WHAT THIS TASK INVOLVES:
Can you change "bbox" to "bounding box" throughout the data below and leave everything else as it is?

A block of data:
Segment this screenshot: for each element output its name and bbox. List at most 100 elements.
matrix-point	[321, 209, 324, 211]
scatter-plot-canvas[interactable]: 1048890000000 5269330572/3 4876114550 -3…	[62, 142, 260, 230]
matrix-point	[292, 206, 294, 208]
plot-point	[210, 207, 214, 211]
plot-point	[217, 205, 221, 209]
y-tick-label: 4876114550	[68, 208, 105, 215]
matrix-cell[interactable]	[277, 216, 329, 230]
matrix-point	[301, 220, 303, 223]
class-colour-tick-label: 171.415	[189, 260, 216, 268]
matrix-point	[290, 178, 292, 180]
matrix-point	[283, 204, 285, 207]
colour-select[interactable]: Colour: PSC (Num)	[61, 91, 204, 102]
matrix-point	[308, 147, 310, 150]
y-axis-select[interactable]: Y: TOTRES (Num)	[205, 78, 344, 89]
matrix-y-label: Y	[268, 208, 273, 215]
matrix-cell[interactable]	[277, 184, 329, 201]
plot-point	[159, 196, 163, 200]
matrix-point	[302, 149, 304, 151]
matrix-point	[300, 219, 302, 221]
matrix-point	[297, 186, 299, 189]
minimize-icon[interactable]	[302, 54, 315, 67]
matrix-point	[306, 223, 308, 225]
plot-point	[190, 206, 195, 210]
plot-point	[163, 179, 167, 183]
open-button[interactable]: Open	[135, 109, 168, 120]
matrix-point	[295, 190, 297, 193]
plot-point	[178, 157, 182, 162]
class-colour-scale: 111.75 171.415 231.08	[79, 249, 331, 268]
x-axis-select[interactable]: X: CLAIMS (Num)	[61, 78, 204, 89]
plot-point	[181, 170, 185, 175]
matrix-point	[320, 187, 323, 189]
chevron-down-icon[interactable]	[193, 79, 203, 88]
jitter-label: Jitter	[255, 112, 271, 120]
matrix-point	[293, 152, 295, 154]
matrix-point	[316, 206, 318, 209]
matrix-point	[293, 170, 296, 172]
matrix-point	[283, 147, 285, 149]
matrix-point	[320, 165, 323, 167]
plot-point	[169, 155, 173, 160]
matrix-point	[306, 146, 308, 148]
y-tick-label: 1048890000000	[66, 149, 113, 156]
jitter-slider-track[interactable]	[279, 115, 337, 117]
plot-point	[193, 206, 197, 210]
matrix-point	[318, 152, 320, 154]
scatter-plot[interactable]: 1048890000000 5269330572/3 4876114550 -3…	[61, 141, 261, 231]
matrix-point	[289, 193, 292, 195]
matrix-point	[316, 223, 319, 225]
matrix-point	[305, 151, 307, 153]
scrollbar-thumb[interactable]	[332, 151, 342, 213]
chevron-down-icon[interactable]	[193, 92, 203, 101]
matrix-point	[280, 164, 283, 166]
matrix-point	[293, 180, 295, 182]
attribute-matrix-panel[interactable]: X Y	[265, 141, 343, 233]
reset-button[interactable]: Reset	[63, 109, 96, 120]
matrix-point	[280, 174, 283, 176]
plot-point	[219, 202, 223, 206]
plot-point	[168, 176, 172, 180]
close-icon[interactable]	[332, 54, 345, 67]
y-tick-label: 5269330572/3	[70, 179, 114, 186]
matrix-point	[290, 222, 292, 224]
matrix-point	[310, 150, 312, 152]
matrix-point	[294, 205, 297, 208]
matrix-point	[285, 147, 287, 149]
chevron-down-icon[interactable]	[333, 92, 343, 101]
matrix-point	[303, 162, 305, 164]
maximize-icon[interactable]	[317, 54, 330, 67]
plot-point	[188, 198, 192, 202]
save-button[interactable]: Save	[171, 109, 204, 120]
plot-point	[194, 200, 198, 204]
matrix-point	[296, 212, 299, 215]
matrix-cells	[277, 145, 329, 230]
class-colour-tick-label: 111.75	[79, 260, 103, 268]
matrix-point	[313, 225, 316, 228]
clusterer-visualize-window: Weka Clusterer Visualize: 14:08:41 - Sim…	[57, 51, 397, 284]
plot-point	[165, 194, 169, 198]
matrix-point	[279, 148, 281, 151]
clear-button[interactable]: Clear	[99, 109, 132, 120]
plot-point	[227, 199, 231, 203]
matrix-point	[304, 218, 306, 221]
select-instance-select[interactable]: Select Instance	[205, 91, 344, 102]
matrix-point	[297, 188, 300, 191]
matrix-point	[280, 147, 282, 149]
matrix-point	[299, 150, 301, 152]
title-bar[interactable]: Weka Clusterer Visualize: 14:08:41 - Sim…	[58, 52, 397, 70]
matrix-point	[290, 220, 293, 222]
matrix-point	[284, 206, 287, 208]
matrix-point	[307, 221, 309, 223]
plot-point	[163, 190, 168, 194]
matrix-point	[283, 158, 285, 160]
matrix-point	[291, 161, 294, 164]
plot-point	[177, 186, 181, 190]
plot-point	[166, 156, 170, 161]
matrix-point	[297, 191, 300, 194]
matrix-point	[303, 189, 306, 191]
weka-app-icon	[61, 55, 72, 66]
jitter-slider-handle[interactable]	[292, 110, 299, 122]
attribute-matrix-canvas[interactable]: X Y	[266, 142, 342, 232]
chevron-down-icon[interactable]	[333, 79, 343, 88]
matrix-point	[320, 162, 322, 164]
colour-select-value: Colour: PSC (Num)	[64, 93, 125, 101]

SOLUTION TO THIS EXERCISE:
Segment this screenshot: for each element output its name and bounding box. List at most 100 elements.
matrix-point	[321, 209, 324, 211]
scatter-plot-canvas[interactable]: 1048890000000 5269330572/3 4876114550 -3…	[62, 142, 260, 230]
matrix-point	[292, 206, 294, 208]
plot-point	[210, 207, 214, 211]
plot-point	[217, 205, 221, 209]
y-tick-label: 4876114550	[68, 208, 105, 215]
matrix-cell[interactable]	[277, 216, 329, 230]
matrix-point	[301, 220, 303, 223]
class-colour-tick-label: 171.415	[189, 260, 216, 268]
matrix-point	[290, 178, 292, 180]
matrix-point	[283, 204, 285, 207]
colour-select[interactable]: Colour: PSC (Num)	[61, 91, 204, 102]
matrix-point	[308, 147, 310, 150]
y-axis-select[interactable]: Y: TOTRES (Num)	[205, 78, 344, 89]
matrix-y-label: Y	[268, 208, 273, 215]
matrix-cell[interactable]	[277, 184, 329, 201]
plot-point	[159, 196, 163, 200]
matrix-point	[302, 149, 304, 151]
matrix-point	[300, 219, 302, 221]
matrix-point	[297, 186, 299, 189]
minimize-icon[interactable]	[302, 54, 315, 67]
matrix-point	[306, 223, 308, 225]
plot-point	[190, 206, 195, 210]
plot-point	[163, 179, 167, 183]
open-button[interactable]: Open	[135, 109, 168, 120]
matrix-point	[295, 190, 297, 193]
plot-point	[178, 157, 182, 162]
class-colour-scale: 111.75 171.415 231.08	[79, 249, 331, 268]
x-axis-select[interactable]: X: CLAIMS (Num)	[61, 78, 204, 89]
plot-point	[181, 170, 185, 175]
matrix-point	[320, 187, 323, 189]
chevron-down-icon[interactable]	[193, 79, 203, 88]
jitter-label: Jitter	[255, 112, 271, 120]
matrix-point	[293, 152, 295, 154]
matrix-point	[316, 206, 318, 209]
matrix-point	[293, 170, 296, 172]
matrix-point	[283, 147, 285, 149]
matrix-point	[320, 165, 323, 167]
plot-point	[169, 155, 173, 160]
matrix-point	[306, 146, 308, 148]
y-tick-label: 1048890000000	[66, 149, 113, 156]
jitter-slider-track[interactable]	[279, 115, 337, 117]
plot-point	[193, 206, 197, 210]
matrix-point	[318, 152, 320, 154]
scatter-plot[interactable]: 1048890000000 5269330572/3 4876114550 -3…	[61, 141, 261, 231]
matrix-point	[289, 193, 292, 195]
matrix-point	[316, 223, 319, 225]
matrix-point	[305, 151, 307, 153]
scrollbar-thumb[interactable]	[332, 151, 342, 213]
chevron-down-icon[interactable]	[193, 92, 203, 101]
matrix-point	[280, 164, 283, 166]
matrix-point	[293, 180, 295, 182]
attribute-matrix-panel[interactable]: X Y	[265, 141, 343, 233]
reset-button[interactable]: Reset	[63, 109, 96, 120]
matrix-point	[280, 174, 283, 176]
plot-point	[219, 202, 223, 206]
plot-point	[168, 176, 172, 180]
close-icon[interactable]	[332, 54, 345, 67]
y-tick-label: 5269330572/3	[70, 179, 114, 186]
matrix-point	[290, 222, 292, 224]
matrix-point	[310, 150, 312, 152]
matrix-point	[294, 205, 297, 208]
matrix-point	[285, 147, 287, 149]
chevron-down-icon[interactable]	[333, 92, 343, 101]
matrix-point	[303, 162, 305, 164]
maximize-icon[interactable]	[317, 54, 330, 67]
plot-point	[188, 198, 192, 202]
save-button[interactable]: Save	[171, 109, 204, 120]
plot-point	[194, 200, 198, 204]
matrix-point	[296, 212, 299, 215]
matrix-cells	[277, 145, 329, 230]
class-colour-tick-label: 111.75	[79, 260, 103, 268]
matrix-point	[313, 225, 316, 228]
clusterer-visualize-window: Weka Clusterer Visualize: 14:08:41 - Sim…	[57, 51, 397, 284]
plot-point	[165, 194, 169, 198]
matrix-point	[279, 148, 281, 151]
clear-button[interactable]: Clear	[99, 109, 132, 120]
plot-point	[227, 199, 231, 203]
matrix-point	[304, 218, 306, 221]
select-instance-select[interactable]: Select Instance	[205, 91, 344, 102]
matrix-point	[297, 188, 300, 191]
matrix-point	[280, 147, 282, 149]
matrix-point	[299, 150, 301, 152]
title-bar[interactable]: Weka Clusterer Visualize: 14:08:41 - Sim…	[58, 52, 397, 70]
matrix-point	[290, 220, 293, 222]
matrix-point	[284, 206, 287, 208]
matrix-point	[307, 221, 309, 223]
plot-point	[163, 190, 168, 194]
matrix-point	[283, 158, 285, 160]
matrix-point	[291, 161, 294, 164]
plot-point	[177, 186, 181, 190]
plot-point	[166, 156, 170, 161]
matrix-point	[297, 191, 300, 194]
matrix-point	[303, 189, 306, 191]
weka-app-icon	[61, 55, 72, 66]
jitter-slider-handle[interactable]	[292, 110, 299, 122]
attribute-matrix-canvas[interactable]: X Y	[266, 142, 342, 232]
chevron-down-icon[interactable]	[333, 79, 343, 88]
matrix-point	[320, 162, 322, 164]
colour-select-value: Colour: PSC (Num)	[64, 93, 125, 101]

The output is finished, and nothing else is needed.